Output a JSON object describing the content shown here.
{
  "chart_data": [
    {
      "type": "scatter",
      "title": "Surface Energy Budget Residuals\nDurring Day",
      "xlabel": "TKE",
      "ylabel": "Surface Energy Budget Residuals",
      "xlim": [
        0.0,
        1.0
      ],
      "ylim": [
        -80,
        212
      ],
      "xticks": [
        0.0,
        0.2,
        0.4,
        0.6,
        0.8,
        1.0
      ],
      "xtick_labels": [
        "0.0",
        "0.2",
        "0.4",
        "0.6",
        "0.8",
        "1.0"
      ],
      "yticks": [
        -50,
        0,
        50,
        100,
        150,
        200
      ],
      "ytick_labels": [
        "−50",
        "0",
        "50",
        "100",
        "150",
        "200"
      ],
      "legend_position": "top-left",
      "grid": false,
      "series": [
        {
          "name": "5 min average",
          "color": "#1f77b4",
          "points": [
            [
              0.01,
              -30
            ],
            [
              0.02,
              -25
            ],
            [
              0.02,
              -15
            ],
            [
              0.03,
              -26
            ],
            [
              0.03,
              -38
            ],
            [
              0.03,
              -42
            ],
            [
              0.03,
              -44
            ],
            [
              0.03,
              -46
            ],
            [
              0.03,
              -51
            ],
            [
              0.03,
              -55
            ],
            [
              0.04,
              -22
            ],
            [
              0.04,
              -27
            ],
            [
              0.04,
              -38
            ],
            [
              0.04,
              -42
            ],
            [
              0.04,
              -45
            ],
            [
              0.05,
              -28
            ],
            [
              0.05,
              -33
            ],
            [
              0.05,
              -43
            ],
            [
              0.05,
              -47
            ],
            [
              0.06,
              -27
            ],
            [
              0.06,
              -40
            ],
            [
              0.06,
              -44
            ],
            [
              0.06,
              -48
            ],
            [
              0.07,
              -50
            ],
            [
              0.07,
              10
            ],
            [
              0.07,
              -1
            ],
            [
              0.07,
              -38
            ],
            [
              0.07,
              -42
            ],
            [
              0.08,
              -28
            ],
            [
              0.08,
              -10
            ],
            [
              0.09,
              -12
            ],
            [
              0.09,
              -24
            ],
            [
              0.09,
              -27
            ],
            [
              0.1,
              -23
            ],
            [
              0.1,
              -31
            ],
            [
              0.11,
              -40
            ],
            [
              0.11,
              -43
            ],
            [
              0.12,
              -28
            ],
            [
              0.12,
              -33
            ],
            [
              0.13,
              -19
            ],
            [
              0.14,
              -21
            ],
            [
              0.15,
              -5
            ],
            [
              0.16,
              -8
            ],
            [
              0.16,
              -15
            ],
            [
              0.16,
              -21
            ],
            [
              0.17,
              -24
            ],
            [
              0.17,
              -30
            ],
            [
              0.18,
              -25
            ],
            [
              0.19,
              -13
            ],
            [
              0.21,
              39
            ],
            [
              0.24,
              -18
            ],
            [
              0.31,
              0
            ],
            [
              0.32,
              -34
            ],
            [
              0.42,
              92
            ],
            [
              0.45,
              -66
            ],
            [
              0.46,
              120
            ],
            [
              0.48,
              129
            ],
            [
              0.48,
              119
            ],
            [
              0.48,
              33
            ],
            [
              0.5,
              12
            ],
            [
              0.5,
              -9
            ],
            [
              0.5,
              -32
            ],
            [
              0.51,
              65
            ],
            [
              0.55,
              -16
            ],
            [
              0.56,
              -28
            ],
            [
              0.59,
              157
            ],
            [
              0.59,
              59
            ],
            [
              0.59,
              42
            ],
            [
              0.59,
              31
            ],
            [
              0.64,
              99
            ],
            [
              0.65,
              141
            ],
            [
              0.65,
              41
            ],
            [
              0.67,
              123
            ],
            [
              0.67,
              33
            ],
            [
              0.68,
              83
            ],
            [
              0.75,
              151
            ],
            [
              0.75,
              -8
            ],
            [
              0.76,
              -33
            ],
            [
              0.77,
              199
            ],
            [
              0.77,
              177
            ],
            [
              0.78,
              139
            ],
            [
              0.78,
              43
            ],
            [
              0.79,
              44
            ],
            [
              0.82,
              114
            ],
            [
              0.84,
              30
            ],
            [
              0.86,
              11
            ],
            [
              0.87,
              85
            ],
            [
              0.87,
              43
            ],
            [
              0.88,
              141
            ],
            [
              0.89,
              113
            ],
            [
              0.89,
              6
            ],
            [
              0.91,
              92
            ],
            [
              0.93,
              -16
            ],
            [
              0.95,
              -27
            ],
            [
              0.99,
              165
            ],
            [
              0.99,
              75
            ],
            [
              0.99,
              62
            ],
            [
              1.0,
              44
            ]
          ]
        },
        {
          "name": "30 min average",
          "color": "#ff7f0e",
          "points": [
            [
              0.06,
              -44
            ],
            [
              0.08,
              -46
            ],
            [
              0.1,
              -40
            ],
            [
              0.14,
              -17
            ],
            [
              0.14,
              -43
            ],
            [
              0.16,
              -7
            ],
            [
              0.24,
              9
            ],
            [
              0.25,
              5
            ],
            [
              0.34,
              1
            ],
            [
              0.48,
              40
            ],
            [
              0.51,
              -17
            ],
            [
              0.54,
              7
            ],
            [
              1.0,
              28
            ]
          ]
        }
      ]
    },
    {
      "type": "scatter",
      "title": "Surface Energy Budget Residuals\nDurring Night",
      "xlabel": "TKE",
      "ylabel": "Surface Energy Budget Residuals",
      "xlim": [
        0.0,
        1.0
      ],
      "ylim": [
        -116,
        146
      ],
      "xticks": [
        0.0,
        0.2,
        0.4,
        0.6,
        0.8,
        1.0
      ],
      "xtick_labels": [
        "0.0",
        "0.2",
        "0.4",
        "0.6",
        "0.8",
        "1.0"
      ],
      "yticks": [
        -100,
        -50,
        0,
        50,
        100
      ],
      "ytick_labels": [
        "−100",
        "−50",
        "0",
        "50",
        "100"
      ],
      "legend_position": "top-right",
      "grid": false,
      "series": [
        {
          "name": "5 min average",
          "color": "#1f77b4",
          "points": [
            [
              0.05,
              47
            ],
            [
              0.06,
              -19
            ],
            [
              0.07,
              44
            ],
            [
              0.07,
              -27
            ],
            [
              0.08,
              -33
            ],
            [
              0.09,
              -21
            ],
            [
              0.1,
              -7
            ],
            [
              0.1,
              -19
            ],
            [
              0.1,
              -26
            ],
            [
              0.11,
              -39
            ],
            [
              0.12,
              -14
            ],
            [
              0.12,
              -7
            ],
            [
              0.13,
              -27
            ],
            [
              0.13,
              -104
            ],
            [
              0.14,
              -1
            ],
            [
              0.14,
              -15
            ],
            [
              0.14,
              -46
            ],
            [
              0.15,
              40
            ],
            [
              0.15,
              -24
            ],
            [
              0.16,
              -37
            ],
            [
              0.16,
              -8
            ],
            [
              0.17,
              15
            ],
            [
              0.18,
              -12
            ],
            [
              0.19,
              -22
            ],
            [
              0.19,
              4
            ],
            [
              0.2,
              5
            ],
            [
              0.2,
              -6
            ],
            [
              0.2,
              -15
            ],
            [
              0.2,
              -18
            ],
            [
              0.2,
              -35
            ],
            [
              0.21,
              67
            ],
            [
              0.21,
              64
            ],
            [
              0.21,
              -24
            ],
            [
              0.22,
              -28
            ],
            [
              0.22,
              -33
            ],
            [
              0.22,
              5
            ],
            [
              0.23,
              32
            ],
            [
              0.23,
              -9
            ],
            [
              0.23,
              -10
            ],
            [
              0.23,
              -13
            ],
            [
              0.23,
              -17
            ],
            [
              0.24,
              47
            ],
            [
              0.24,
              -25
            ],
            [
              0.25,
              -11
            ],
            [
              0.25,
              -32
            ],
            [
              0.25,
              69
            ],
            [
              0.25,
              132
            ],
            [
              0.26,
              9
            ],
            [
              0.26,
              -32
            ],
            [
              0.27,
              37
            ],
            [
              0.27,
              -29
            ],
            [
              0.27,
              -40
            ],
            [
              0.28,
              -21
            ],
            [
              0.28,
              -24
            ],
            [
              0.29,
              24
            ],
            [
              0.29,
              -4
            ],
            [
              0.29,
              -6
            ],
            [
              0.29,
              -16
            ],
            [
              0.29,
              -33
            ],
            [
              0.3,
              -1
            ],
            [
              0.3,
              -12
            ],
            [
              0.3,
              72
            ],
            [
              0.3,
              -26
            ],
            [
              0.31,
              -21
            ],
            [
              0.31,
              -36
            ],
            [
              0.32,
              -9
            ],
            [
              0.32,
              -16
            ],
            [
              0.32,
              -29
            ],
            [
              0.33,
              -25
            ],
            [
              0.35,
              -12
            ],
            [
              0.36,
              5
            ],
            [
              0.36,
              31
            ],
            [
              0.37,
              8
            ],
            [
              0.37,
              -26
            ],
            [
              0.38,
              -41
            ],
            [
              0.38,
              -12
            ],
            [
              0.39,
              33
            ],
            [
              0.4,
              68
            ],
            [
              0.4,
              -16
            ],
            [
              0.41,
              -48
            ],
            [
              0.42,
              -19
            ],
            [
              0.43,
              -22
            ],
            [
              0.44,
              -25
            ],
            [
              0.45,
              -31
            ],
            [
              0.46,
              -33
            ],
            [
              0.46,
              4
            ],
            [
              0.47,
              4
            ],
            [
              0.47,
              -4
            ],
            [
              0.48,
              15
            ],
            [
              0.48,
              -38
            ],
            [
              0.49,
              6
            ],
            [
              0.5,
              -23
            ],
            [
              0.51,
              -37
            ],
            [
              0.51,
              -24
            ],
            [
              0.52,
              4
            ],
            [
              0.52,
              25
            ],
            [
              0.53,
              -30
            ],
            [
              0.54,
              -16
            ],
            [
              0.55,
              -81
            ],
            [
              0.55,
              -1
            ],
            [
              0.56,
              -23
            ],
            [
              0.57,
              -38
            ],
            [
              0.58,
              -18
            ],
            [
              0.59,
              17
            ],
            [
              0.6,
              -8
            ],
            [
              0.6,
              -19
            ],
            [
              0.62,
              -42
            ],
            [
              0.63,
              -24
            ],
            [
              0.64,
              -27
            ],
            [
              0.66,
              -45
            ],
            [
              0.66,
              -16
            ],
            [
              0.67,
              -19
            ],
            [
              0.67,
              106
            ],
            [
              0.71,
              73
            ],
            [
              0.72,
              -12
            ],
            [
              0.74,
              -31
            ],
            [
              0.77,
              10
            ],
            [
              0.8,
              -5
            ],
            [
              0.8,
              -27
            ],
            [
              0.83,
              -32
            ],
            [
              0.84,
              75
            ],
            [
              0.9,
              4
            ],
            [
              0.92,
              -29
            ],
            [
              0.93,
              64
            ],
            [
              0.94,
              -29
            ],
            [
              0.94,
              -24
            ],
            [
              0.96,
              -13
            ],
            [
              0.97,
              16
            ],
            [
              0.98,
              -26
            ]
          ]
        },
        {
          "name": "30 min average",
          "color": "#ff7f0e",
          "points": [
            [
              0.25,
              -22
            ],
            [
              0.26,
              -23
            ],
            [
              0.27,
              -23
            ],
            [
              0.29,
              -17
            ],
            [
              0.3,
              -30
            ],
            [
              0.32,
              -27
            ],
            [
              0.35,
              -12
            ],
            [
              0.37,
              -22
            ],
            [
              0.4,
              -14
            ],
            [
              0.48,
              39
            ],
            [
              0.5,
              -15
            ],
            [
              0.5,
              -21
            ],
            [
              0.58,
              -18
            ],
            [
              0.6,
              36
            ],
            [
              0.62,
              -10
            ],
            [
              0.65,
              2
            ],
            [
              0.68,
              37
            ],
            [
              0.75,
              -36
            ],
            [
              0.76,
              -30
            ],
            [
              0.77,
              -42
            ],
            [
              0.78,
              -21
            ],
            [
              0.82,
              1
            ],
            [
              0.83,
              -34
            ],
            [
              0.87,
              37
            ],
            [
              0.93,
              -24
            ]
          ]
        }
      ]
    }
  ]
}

---

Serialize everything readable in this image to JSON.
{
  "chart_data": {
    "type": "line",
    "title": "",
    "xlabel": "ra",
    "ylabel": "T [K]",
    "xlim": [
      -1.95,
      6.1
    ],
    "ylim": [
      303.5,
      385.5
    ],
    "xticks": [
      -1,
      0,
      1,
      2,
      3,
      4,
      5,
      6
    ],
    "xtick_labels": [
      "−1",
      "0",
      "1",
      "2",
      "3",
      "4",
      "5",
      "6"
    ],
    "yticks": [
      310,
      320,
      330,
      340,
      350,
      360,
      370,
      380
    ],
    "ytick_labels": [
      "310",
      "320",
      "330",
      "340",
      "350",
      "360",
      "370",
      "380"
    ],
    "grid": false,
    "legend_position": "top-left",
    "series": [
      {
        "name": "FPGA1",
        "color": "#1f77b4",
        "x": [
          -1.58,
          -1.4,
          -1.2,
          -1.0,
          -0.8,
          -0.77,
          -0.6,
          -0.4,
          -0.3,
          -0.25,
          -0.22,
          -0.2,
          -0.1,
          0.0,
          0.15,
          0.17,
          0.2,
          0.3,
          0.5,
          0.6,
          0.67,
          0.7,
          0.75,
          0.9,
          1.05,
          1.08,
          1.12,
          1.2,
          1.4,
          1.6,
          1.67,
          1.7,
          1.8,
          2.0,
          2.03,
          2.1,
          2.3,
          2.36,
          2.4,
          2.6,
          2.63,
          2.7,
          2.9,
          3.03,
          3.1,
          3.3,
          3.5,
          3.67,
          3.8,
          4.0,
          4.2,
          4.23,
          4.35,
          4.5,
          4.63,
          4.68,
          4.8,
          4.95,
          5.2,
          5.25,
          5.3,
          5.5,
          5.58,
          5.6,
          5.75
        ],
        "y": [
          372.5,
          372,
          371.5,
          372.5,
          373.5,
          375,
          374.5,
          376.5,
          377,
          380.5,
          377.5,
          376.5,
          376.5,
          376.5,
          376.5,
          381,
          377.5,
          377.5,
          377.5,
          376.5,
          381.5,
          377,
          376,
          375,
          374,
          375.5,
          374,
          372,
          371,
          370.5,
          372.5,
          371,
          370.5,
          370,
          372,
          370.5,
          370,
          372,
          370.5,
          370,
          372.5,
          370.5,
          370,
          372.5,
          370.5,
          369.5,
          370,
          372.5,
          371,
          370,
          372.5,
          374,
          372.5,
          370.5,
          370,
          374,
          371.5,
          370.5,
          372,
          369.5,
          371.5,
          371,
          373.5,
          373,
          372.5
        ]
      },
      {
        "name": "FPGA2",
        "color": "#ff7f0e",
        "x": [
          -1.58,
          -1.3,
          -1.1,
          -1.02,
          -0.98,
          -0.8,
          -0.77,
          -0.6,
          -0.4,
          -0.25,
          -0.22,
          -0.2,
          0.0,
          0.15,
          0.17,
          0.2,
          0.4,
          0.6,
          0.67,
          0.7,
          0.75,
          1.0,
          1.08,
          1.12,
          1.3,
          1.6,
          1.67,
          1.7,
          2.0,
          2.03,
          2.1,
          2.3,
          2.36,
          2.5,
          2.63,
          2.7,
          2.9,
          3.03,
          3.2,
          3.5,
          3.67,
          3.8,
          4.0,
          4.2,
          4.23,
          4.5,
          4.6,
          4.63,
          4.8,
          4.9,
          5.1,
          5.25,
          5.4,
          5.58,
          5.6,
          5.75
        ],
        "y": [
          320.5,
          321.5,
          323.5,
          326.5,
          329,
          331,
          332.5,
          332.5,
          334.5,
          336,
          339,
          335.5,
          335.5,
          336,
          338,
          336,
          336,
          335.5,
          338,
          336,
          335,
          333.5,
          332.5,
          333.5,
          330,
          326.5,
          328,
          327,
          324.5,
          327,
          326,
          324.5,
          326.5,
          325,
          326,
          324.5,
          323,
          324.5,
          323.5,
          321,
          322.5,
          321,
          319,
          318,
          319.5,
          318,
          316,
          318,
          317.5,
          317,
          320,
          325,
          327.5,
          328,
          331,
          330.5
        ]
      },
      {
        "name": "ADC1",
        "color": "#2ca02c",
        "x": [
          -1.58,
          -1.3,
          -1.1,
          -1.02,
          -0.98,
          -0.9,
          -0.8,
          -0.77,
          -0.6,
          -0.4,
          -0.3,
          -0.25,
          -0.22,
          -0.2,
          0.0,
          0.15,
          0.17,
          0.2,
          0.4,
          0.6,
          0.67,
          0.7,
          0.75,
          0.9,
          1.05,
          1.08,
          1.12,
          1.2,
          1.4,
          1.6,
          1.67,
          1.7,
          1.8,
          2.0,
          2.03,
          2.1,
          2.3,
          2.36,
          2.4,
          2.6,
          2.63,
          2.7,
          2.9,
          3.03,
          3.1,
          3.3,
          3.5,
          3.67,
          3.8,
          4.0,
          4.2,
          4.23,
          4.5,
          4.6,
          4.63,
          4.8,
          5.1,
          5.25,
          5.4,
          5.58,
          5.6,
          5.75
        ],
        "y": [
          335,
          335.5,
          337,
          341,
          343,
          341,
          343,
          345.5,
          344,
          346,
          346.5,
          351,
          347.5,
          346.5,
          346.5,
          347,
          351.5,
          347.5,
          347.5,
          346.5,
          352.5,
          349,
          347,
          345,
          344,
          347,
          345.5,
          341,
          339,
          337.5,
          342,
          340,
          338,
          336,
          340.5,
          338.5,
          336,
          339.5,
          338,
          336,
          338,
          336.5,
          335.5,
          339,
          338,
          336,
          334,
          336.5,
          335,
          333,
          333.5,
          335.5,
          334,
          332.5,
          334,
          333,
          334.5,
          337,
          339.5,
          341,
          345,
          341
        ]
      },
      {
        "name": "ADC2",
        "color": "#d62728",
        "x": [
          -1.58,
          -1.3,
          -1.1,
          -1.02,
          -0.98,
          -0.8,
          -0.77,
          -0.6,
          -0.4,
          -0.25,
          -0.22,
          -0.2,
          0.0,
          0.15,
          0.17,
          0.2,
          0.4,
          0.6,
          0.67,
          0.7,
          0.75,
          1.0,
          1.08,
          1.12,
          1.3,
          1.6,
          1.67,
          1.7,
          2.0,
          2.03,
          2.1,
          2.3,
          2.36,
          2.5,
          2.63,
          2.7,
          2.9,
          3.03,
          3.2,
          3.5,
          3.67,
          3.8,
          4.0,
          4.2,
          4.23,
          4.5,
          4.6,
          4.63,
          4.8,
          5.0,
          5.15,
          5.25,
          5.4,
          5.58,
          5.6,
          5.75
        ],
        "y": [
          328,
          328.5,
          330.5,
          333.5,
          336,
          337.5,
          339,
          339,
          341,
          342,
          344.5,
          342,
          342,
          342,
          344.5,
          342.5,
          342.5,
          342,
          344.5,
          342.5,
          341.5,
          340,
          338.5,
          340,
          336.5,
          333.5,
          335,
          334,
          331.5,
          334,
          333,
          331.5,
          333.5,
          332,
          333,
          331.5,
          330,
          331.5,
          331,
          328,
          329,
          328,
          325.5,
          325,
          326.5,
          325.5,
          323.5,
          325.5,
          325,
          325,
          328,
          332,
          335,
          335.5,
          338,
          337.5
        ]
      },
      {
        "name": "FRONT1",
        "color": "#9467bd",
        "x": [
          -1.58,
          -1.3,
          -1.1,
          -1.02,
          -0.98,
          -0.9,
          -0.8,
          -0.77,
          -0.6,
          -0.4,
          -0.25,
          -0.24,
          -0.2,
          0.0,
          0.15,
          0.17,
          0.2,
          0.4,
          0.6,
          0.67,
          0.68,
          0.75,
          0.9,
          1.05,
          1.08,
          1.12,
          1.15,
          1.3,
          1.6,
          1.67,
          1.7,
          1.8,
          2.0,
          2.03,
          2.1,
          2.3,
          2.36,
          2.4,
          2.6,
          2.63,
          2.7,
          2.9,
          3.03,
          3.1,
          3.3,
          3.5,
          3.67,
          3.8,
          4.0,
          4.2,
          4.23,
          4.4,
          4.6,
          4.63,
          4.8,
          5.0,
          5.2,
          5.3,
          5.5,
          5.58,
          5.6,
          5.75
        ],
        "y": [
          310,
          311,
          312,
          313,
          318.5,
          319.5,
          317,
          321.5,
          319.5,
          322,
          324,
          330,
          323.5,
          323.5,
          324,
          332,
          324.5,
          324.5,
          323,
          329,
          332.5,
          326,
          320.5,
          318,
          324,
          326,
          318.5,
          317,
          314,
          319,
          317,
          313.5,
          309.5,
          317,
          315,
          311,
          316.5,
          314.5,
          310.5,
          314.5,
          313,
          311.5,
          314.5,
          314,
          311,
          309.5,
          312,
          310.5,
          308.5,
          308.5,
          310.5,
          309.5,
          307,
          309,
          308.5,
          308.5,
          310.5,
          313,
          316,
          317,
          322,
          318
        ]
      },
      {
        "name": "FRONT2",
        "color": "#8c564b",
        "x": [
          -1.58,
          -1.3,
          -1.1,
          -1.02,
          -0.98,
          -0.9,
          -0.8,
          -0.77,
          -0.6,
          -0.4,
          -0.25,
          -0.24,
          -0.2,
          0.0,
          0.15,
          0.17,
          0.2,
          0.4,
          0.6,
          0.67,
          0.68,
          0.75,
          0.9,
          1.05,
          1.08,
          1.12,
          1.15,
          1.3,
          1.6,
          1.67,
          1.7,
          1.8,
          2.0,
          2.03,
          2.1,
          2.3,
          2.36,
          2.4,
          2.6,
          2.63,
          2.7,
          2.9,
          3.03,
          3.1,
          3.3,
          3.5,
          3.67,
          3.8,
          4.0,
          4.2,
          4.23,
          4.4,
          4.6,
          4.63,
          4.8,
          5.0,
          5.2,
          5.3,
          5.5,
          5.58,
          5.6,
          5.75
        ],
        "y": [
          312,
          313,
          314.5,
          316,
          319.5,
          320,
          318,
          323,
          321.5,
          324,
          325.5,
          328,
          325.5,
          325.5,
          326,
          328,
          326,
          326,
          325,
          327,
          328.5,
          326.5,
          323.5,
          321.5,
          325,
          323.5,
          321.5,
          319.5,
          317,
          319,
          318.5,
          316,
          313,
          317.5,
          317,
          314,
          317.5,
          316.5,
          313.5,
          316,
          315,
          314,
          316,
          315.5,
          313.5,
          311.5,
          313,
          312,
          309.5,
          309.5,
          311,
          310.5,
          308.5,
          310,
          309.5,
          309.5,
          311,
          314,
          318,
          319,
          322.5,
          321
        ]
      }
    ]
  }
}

* * *

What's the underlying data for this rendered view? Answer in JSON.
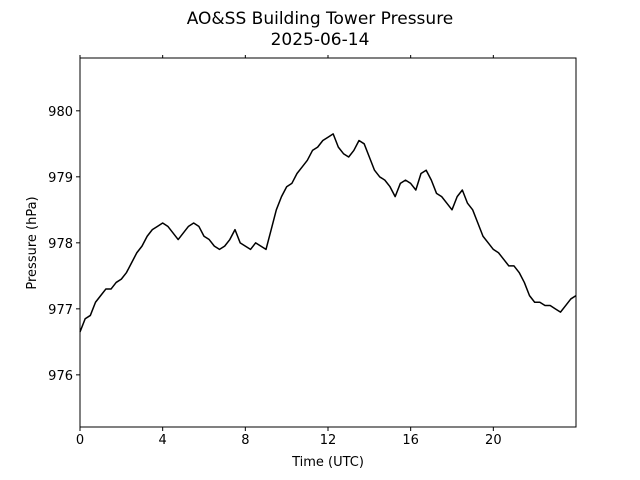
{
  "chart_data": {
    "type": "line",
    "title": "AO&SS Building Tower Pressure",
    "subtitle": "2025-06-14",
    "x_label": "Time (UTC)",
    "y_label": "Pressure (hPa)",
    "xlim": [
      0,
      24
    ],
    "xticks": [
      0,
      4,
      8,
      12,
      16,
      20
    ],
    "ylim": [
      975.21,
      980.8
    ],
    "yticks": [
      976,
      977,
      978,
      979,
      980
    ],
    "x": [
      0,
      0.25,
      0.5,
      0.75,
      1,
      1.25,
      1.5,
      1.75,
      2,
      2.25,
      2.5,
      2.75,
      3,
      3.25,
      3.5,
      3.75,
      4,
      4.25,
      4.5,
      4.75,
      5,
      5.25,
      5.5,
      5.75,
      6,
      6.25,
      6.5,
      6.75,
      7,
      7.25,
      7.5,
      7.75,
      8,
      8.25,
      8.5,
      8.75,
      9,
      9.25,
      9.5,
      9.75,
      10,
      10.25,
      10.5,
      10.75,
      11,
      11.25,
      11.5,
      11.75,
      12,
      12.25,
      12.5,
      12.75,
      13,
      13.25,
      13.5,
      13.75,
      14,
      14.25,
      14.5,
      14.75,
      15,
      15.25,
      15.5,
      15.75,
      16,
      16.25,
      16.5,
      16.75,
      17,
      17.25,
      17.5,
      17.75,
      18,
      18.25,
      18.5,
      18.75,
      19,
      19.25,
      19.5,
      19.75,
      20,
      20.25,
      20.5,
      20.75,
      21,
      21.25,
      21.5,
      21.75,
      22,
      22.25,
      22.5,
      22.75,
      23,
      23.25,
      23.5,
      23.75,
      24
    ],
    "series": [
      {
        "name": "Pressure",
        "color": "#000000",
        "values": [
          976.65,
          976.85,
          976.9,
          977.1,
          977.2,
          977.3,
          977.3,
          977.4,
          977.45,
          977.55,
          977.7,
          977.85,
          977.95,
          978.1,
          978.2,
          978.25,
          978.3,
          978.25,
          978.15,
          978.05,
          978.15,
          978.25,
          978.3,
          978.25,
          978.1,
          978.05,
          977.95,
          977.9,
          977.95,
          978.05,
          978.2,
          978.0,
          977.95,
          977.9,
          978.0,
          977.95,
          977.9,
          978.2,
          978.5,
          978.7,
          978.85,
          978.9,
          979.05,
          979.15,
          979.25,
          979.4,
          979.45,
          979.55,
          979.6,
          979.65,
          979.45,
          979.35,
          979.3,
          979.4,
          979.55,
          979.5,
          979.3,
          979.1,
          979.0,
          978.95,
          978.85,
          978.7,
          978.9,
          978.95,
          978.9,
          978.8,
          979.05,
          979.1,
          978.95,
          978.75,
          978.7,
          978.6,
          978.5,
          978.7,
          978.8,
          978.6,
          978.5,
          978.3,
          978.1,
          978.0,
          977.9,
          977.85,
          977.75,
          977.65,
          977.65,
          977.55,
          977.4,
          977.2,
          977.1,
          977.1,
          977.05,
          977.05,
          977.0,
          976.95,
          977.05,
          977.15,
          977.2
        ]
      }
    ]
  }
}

▸ Given problem: From the listing above, copy every line that holds the string "Budget".

▸ Complete output:
      "title": "Surface Energy Budget Residuals\nDurring Day",
      "ylabel": "Surface Energy Budget Residuals",
      "title": "Surface Energy Budget Residuals\nDurring Night",
      "ylabel": "Surface Energy Budget Residuals",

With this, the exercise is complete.